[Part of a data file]
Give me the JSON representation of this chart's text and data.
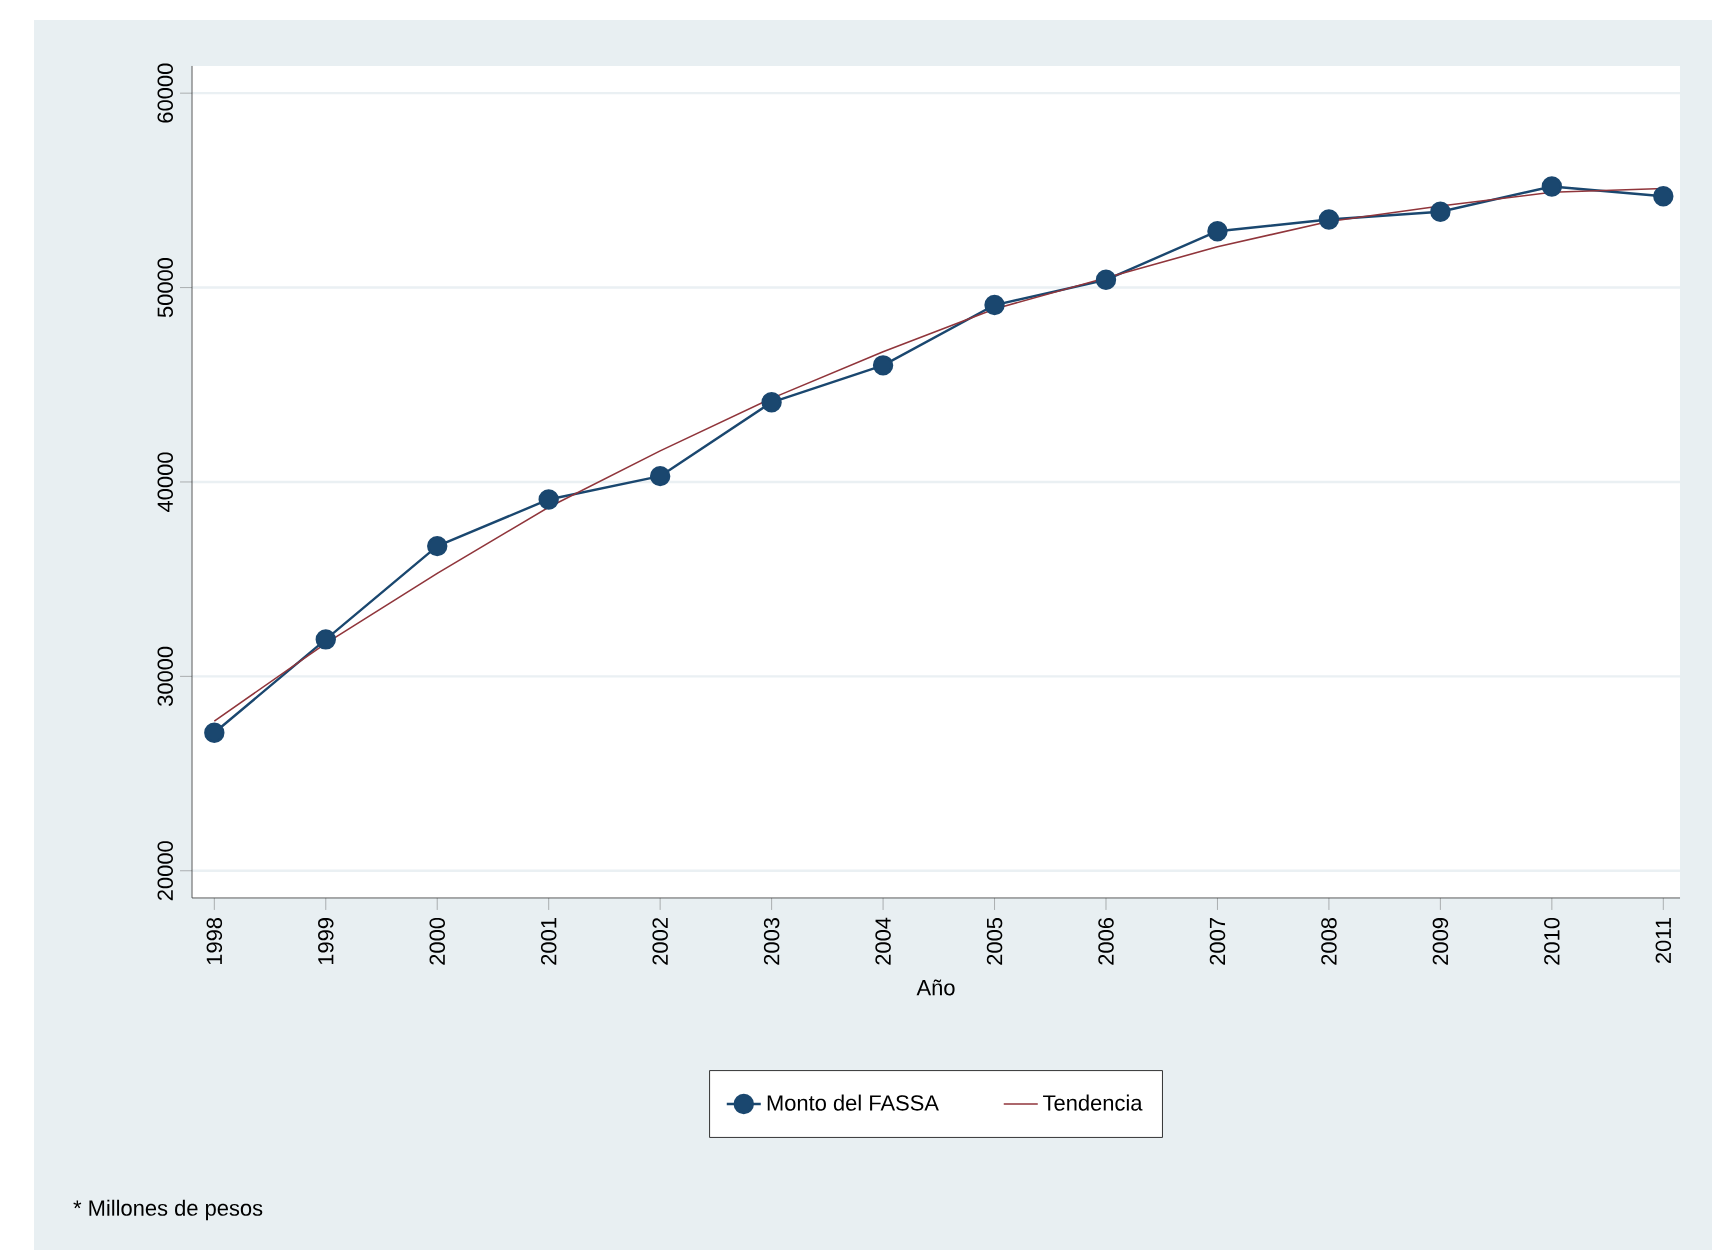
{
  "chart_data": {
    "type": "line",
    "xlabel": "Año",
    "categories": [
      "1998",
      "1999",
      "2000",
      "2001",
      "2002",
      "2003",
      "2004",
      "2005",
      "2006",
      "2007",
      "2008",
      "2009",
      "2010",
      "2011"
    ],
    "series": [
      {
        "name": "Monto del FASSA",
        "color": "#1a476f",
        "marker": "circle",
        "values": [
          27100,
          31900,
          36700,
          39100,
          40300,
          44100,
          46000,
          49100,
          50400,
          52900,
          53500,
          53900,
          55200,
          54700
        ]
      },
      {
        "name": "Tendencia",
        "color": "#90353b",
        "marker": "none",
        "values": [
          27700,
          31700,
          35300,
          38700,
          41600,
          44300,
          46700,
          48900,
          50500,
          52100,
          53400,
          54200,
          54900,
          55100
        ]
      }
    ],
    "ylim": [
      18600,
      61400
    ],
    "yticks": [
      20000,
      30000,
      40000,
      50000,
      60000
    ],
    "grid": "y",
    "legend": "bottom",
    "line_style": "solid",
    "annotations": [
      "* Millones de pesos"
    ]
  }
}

WRITTEN EXERCISE:
Copy every record character for character. Skip the pictures.

PROBLEM SOLUTION:
Give me the JSON representation of this chart's text and data.
{
  "chart_data": {
    "type": "line",
    "xlabel": "Año",
    "categories": [
      "1998",
      "1999",
      "2000",
      "2001",
      "2002",
      "2003",
      "2004",
      "2005",
      "2006",
      "2007",
      "2008",
      "2009",
      "2010",
      "2011"
    ],
    "series": [
      {
        "name": "Monto del FASSA",
        "color": "#1a476f",
        "marker": "circle",
        "values": [
          27100,
          31900,
          36700,
          39100,
          40300,
          44100,
          46000,
          49100,
          50400,
          52900,
          53500,
          53900,
          55200,
          54700
        ]
      },
      {
        "name": "Tendencia",
        "color": "#90353b",
        "marker": "none",
        "values": [
          27700,
          31700,
          35300,
          38700,
          41600,
          44300,
          46700,
          48900,
          50500,
          52100,
          53400,
          54200,
          54900,
          55100
        ]
      }
    ],
    "ylim": [
      18600,
      61400
    ],
    "yticks": [
      20000,
      30000,
      40000,
      50000,
      60000
    ],
    "grid": "y",
    "legend": "bottom",
    "line_style": "solid",
    "annotations": [
      "* Millones de pesos"
    ]
  }
}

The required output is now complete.